Lines of data
============================================================

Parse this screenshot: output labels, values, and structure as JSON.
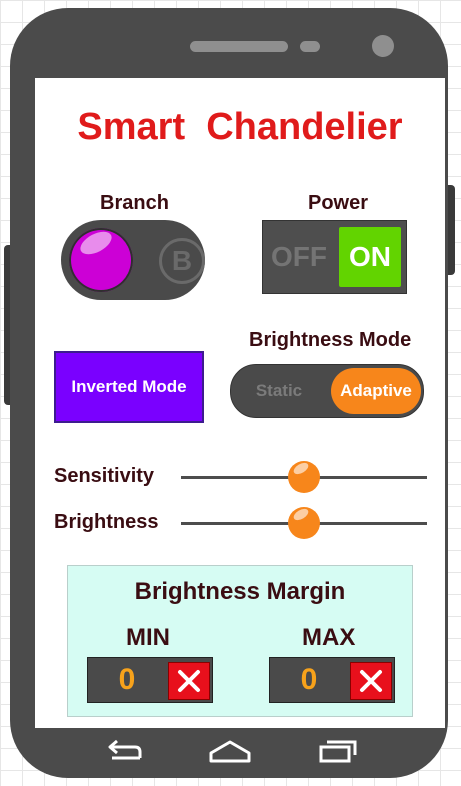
{
  "app": {
    "title": "Smart  Chandelier"
  },
  "branch": {
    "label": "Branch",
    "option_b": "B"
  },
  "power": {
    "label": "Power",
    "off_label": "OFF",
    "on_label": "ON",
    "state": "on"
  },
  "inverted_mode": {
    "label": "Inverted Mode"
  },
  "brightness_mode": {
    "label": "Brightness Mode",
    "options": [
      "Static",
      "Adaptive"
    ],
    "selected": "Adaptive"
  },
  "sliders": {
    "sensitivity": {
      "label": "Sensitivity",
      "value_fraction": 0.5
    },
    "brightness": {
      "label": "Brightness",
      "value_fraction": 0.5
    }
  },
  "margin": {
    "title": "Brightness Margin",
    "min": {
      "label": "MIN",
      "value": "0"
    },
    "max": {
      "label": "MAX",
      "value": "0"
    }
  },
  "nav": {
    "icons": [
      "back-icon",
      "home-icon",
      "recent-apps-icon"
    ]
  },
  "colors": {
    "title": "#e01b1b",
    "accent_orange": "#f7861b",
    "on_green": "#62d400",
    "inverted_purple": "#7a00ff",
    "branch_magenta": "#cc00d6",
    "panel_bg": "#d6fcf3",
    "clear_red": "#e8101c"
  }
}
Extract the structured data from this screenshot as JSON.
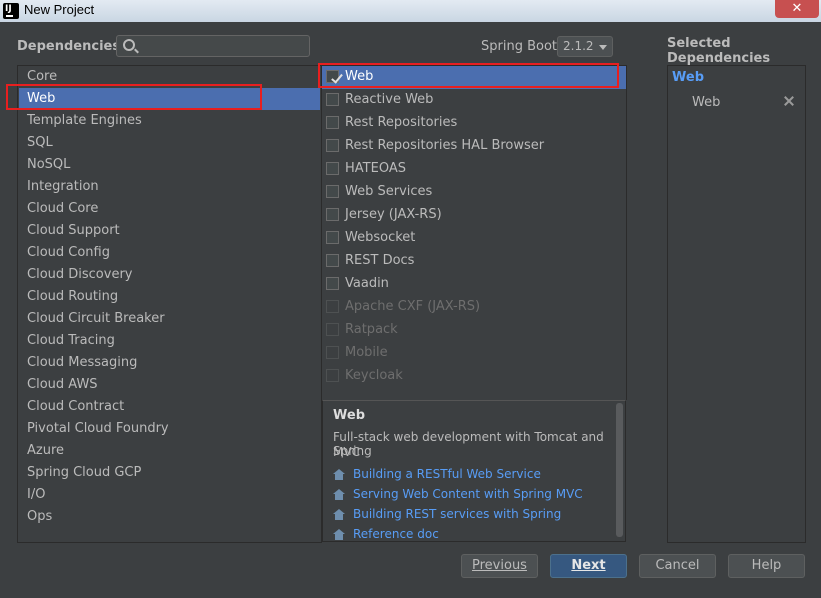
{
  "window": {
    "title": "New Project",
    "app_icon": "intellij-icon",
    "app_icon_text": "IJ",
    "close_glyph": "✕"
  },
  "header": {
    "dependencies_label": "Dependencies",
    "search_placeholder": "",
    "spring_boot_label": "Spring Boot",
    "spring_boot_version": "2.1.2"
  },
  "categories": [
    {
      "label": "Core",
      "selected": false
    },
    {
      "label": "Web",
      "selected": true
    },
    {
      "label": "Template Engines",
      "selected": false
    },
    {
      "label": "SQL",
      "selected": false
    },
    {
      "label": "NoSQL",
      "selected": false
    },
    {
      "label": "Integration",
      "selected": false
    },
    {
      "label": "Cloud Core",
      "selected": false
    },
    {
      "label": "Cloud Support",
      "selected": false
    },
    {
      "label": "Cloud Config",
      "selected": false
    },
    {
      "label": "Cloud Discovery",
      "selected": false
    },
    {
      "label": "Cloud Routing",
      "selected": false
    },
    {
      "label": "Cloud Circuit Breaker",
      "selected": false
    },
    {
      "label": "Cloud Tracing",
      "selected": false
    },
    {
      "label": "Cloud Messaging",
      "selected": false
    },
    {
      "label": "Cloud AWS",
      "selected": false
    },
    {
      "label": "Cloud Contract",
      "selected": false
    },
    {
      "label": "Pivotal Cloud Foundry",
      "selected": false
    },
    {
      "label": "Azure",
      "selected": false
    },
    {
      "label": "Spring Cloud GCP",
      "selected": false
    },
    {
      "label": "I/O",
      "selected": false
    },
    {
      "label": "Ops",
      "selected": false
    }
  ],
  "dependencies": [
    {
      "label": "Web",
      "checked": true,
      "enabled": true,
      "selected": true
    },
    {
      "label": "Reactive Web",
      "checked": false,
      "enabled": true,
      "selected": false
    },
    {
      "label": "Rest Repositories",
      "checked": false,
      "enabled": true,
      "selected": false
    },
    {
      "label": "Rest Repositories HAL Browser",
      "checked": false,
      "enabled": true,
      "selected": false
    },
    {
      "label": "HATEOAS",
      "checked": false,
      "enabled": true,
      "selected": false
    },
    {
      "label": "Web Services",
      "checked": false,
      "enabled": true,
      "selected": false
    },
    {
      "label": "Jersey (JAX-RS)",
      "checked": false,
      "enabled": true,
      "selected": false
    },
    {
      "label": "Websocket",
      "checked": false,
      "enabled": true,
      "selected": false
    },
    {
      "label": "REST Docs",
      "checked": false,
      "enabled": true,
      "selected": false
    },
    {
      "label": "Vaadin",
      "checked": false,
      "enabled": true,
      "selected": false
    },
    {
      "label": "Apache CXF (JAX-RS)",
      "checked": false,
      "enabled": false,
      "selected": false
    },
    {
      "label": "Ratpack",
      "checked": false,
      "enabled": false,
      "selected": false
    },
    {
      "label": "Mobile",
      "checked": false,
      "enabled": false,
      "selected": false
    },
    {
      "label": "Keycloak",
      "checked": false,
      "enabled": false,
      "selected": false
    }
  ],
  "description": {
    "title": "Web",
    "text_line1": "Full-stack web development with Tomcat and Spring",
    "text_line2": "MVC",
    "links": [
      {
        "label": "Building a RESTful Web Service",
        "icon": "home-icon"
      },
      {
        "label": "Serving Web Content with Spring MVC",
        "icon": "home-icon"
      },
      {
        "label": "Building REST services with Spring",
        "icon": "home-icon"
      },
      {
        "label": "Reference doc",
        "icon": "home-icon"
      }
    ]
  },
  "selected_panel": {
    "title": "Selected Dependencies",
    "group": "Web",
    "items": [
      {
        "label": "Web",
        "remove_icon": "close-icon"
      }
    ]
  },
  "buttons": {
    "previous": "Previous",
    "next": "Next",
    "cancel": "Cancel",
    "help": "Help"
  },
  "colors": {
    "background": "#3c3f41",
    "selection": "#4b6eaf",
    "link": "#589df6",
    "highlight_box": "#e81f1f"
  }
}
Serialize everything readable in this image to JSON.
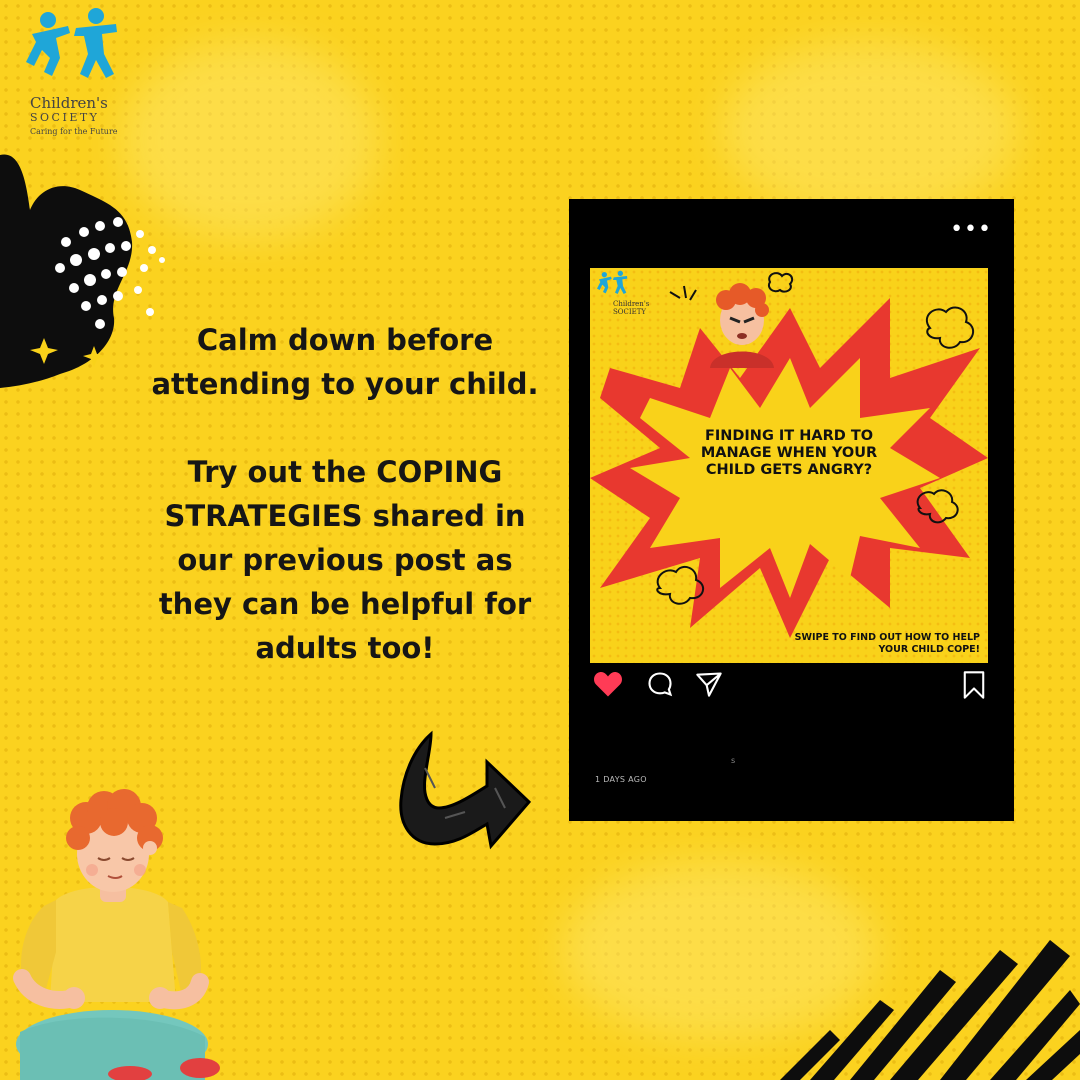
{
  "logo": {
    "name": "Children's",
    "sub": "SOCIETY",
    "tagline": "Caring for the Future"
  },
  "message": {
    "line1": "Calm down before attending to your child.",
    "line2": "Try out the COPING STRATEGIES shared in our previous post as they can be helpful for adults too!"
  },
  "post": {
    "more_icon": "more-horizontal-icon",
    "image": {
      "logo_name": "Children's",
      "logo_sub": "SOCIETY",
      "headline": "FINDING IT HARD TO MANAGE WHEN YOUR CHILD GETS ANGRY?",
      "swipe_text": "SWIPE TO FIND OUT HOW TO HELP YOUR CHILD COPE!"
    },
    "actions": {
      "like": "heart-icon",
      "comment": "comment-icon",
      "share": "send-icon",
      "save": "bookmark-icon"
    },
    "caption": "s",
    "timestamp": "1 DAYS AGO"
  },
  "colors": {
    "background": "#fbd21f",
    "brand_blue": "#1fa6d8",
    "burst_red": "#e8382f",
    "heart": "#ff3b56",
    "card": "#000000"
  }
}
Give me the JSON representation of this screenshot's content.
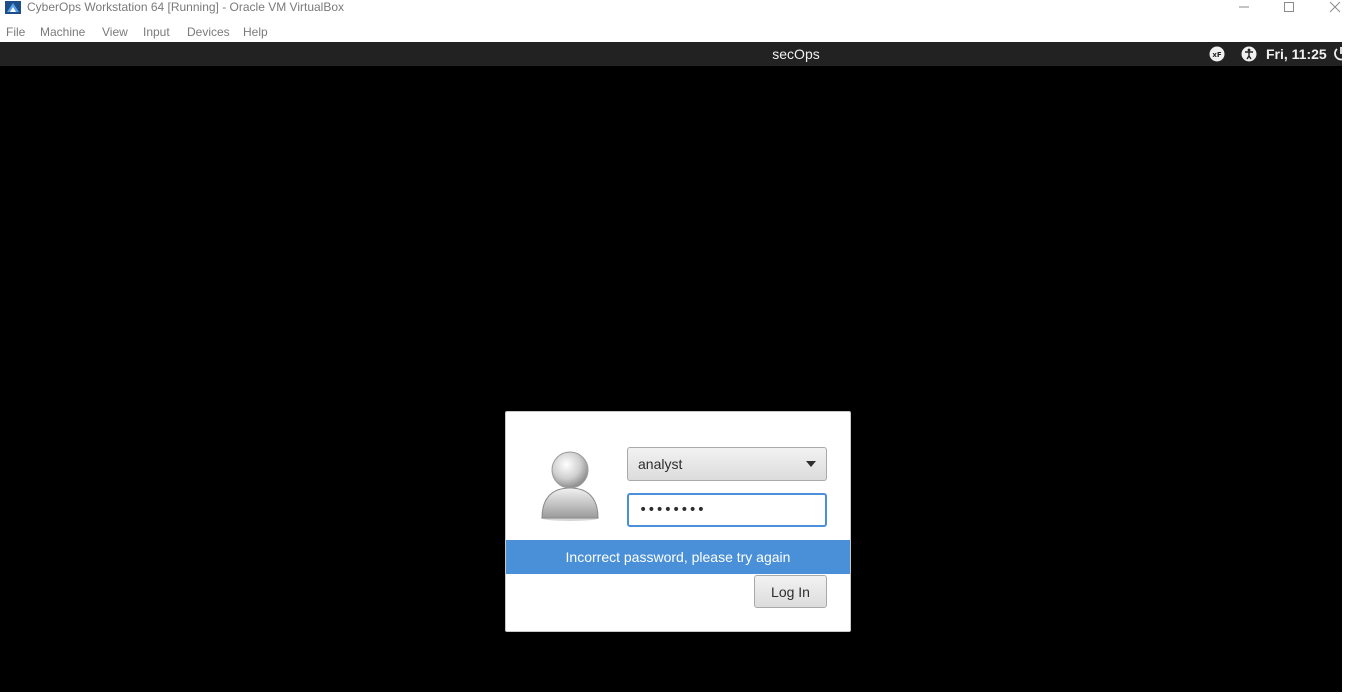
{
  "window": {
    "title": "CyberOps Workstation 64 [Running] - Oracle VM VirtualBox",
    "icon": "virtualbox-icon",
    "controls": {
      "minimize": "minimize-icon",
      "maximize": "maximize-icon",
      "close": "close-icon"
    }
  },
  "menubar": {
    "items": [
      {
        "label": "File"
      },
      {
        "label": "Machine"
      },
      {
        "label": "View"
      },
      {
        "label": "Input"
      },
      {
        "label": "Devices"
      },
      {
        "label": "Help"
      }
    ]
  },
  "guest_panel": {
    "hostname": "secOps",
    "tray_icons": [
      "keyboard-layout-icon",
      "accessibility-icon",
      "power-icon"
    ],
    "clock": "Fri, 11:25"
  },
  "login": {
    "avatar_icon": "user-avatar-icon",
    "selected_user": "analyst",
    "password_value": "••••••••",
    "error_message": "Incorrect password, please try again",
    "login_button": "Log In"
  },
  "colors": {
    "accent": "#4a90d9",
    "panel_bg": "#222222",
    "screen_bg": "#000000"
  }
}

============================================================

WHAT YOU NEED TO DO: Reproduce the material above verbatim; omit every picture.

FINISHED TASK:
Parse this screenshot: output labels, values, and structure as JSON.
{
  "app": {
    "title": "Smart  Chandelier"
  },
  "branch": {
    "label": "Branch",
    "option_b": "B"
  },
  "power": {
    "label": "Power",
    "off_label": "OFF",
    "on_label": "ON",
    "state": "on"
  },
  "inverted_mode": {
    "label": "Inverted Mode"
  },
  "brightness_mode": {
    "label": "Brightness Mode",
    "options": [
      "Static",
      "Adaptive"
    ],
    "selected": "Adaptive"
  },
  "sliders": {
    "sensitivity": {
      "label": "Sensitivity",
      "value_fraction": 0.5
    },
    "brightness": {
      "label": "Brightness",
      "value_fraction": 0.5
    }
  },
  "margin": {
    "title": "Brightness Margin",
    "min": {
      "label": "MIN",
      "value": "0"
    },
    "max": {
      "label": "MAX",
      "value": "0"
    }
  },
  "nav": {
    "icons": [
      "back-icon",
      "home-icon",
      "recent-apps-icon"
    ]
  },
  "colors": {
    "title": "#e01b1b",
    "accent_orange": "#f7861b",
    "on_green": "#62d400",
    "inverted_purple": "#7a00ff",
    "branch_magenta": "#cc00d6",
    "panel_bg": "#d6fcf3",
    "clear_red": "#e8101c"
  }
}
Extract the structured data from this screenshot as JSON.
{
  "window": {
    "title": "New Project",
    "app_icon": "intellij-icon",
    "app_icon_text": "IJ",
    "close_glyph": "✕"
  },
  "header": {
    "dependencies_label": "Dependencies",
    "search_placeholder": "",
    "spring_boot_label": "Spring Boot",
    "spring_boot_version": "2.1.2"
  },
  "categories": [
    {
      "label": "Core",
      "selected": false
    },
    {
      "label": "Web",
      "selected": true
    },
    {
      "label": "Template Engines",
      "selected": false
    },
    {
      "label": "SQL",
      "selected": false
    },
    {
      "label": "NoSQL",
      "selected": false
    },
    {
      "label": "Integration",
      "selected": false
    },
    {
      "label": "Cloud Core",
      "selected": false
    },
    {
      "label": "Cloud Support",
      "selected": false
    },
    {
      "label": "Cloud Config",
      "selected": false
    },
    {
      "label": "Cloud Discovery",
      "selected": false
    },
    {
      "label": "Cloud Routing",
      "selected": false
    },
    {
      "label": "Cloud Circuit Breaker",
      "selected": false
    },
    {
      "label": "Cloud Tracing",
      "selected": false
    },
    {
      "label": "Cloud Messaging",
      "selected": false
    },
    {
      "label": "Cloud AWS",
      "selected": false
    },
    {
      "label": "Cloud Contract",
      "selected": false
    },
    {
      "label": "Pivotal Cloud Foundry",
      "selected": false
    },
    {
      "label": "Azure",
      "selected": false
    },
    {
      "label": "Spring Cloud GCP",
      "selected": false
    },
    {
      "label": "I/O",
      "selected": false
    },
    {
      "label": "Ops",
      "selected": false
    }
  ],
  "dependencies": [
    {
      "label": "Web",
      "checked": true,
      "enabled": true,
      "selected": true
    },
    {
      "label": "Reactive Web",
      "checked": false,
      "enabled": true,
      "selected": false
    },
    {
      "label": "Rest Repositories",
      "checked": false,
      "enabled": true,
      "selected": false
    },
    {
      "label": "Rest Repositories HAL Browser",
      "checked": false,
      "enabled": true,
      "selected": false
    },
    {
      "label": "HATEOAS",
      "checked": false,
      "enabled": true,
      "selected": false
    },
    {
      "label": "Web Services",
      "checked": false,
      "enabled": true,
      "selected": false
    },
    {
      "label": "Jersey (JAX-RS)",
      "checked": false,
      "enabled": true,
      "selected": false
    },
    {
      "label": "Websocket",
      "checked": false,
      "enabled": true,
      "selected": false
    },
    {
      "label": "REST Docs",
      "checked": false,
      "enabled": true,
      "selected": false
    },
    {
      "label": "Vaadin",
      "checked": false,
      "enabled": true,
      "selected": false
    },
    {
      "label": "Apache CXF (JAX-RS)",
      "checked": false,
      "enabled": false,
      "selected": false
    },
    {
      "label": "Ratpack",
      "checked": false,
      "enabled": false,
      "selected": false
    },
    {
      "label": "Mobile",
      "checked": false,
      "enabled": false,
      "selected": false
    },
    {
      "label": "Keycloak",
      "checked": false,
      "enabled": false,
      "selected": false
    }
  ],
  "description": {
    "title": "Web",
    "text_line1": "Full-stack web development with Tomcat and Spring",
    "text_line2": "MVC",
    "links": [
      {
        "label": "Building a RESTful Web Service",
        "icon": "home-icon"
      },
      {
        "label": "Serving Web Content with Spring MVC",
        "icon": "home-icon"
      },
      {
        "label": "Building REST services with Spring",
        "icon": "home-icon"
      },
      {
        "label": "Reference doc",
        "icon": "home-icon"
      }
    ]
  },
  "selected_panel": {
    "title": "Selected Dependencies",
    "group": "Web",
    "items": [
      {
        "label": "Web",
        "remove_icon": "close-icon"
      }
    ]
  },
  "buttons": {
    "previous": "Previous",
    "next": "Next",
    "cancel": "Cancel",
    "help": "Help"
  },
  "colors": {
    "background": "#3c3f41",
    "selection": "#4b6eaf",
    "link": "#589df6",
    "highlight_box": "#e81f1f"
  }
}
Serialize everything readable in this image to JSON.
{
  "logo": {
    "name": "Children's",
    "sub": "SOCIETY",
    "tagline": "Caring for the Future"
  },
  "message": {
    "line1": "Calm down before attending to your child.",
    "line2": "Try out the COPING STRATEGIES shared in our previous post as they can be helpful for adults too!"
  },
  "post": {
    "more_icon": "more-horizontal-icon",
    "image": {
      "logo_name": "Children's",
      "logo_sub": "SOCIETY",
      "headline": "FINDING IT HARD TO MANAGE WHEN YOUR CHILD GETS ANGRY?",
      "swipe_text": "SWIPE TO FIND OUT HOW TO HELP YOUR CHILD COPE!"
    },
    "actions": {
      "like": "heart-icon",
      "comment": "comment-icon",
      "share": "send-icon",
      "save": "bookmark-icon"
    },
    "caption": "s",
    "timestamp": "1 DAYS AGO"
  },
  "colors": {
    "background": "#fbd21f",
    "brand_blue": "#1fa6d8",
    "burst_red": "#e8382f",
    "heart": "#ff3b56",
    "card": "#000000"
  }
}
Give me the JSON representation of this screenshot's content.
{
  "window": {
    "title": "CyberOps Workstation 64 [Running] - Oracle VM VirtualBox",
    "icon": "virtualbox-icon",
    "controls": {
      "minimize": "minimize-icon",
      "maximize": "maximize-icon",
      "close": "close-icon"
    }
  },
  "menubar": {
    "items": [
      {
        "label": "File"
      },
      {
        "label": "Machine"
      },
      {
        "label": "View"
      },
      {
        "label": "Input"
      },
      {
        "label": "Devices"
      },
      {
        "label": "Help"
      }
    ]
  },
  "guest_panel": {
    "hostname": "secOps",
    "tray_icons": [
      "keyboard-layout-icon",
      "accessibility-icon",
      "power-icon"
    ],
    "clock": "Fri, 11:25"
  },
  "login": {
    "avatar_icon": "user-avatar-icon",
    "selected_user": "analyst",
    "password_value": "••••••••",
    "error_message": "Incorrect password, please try again",
    "login_button": "Log In"
  },
  "colors": {
    "accent": "#4a90d9",
    "panel_bg": "#222222",
    "screen_bg": "#000000"
  }
}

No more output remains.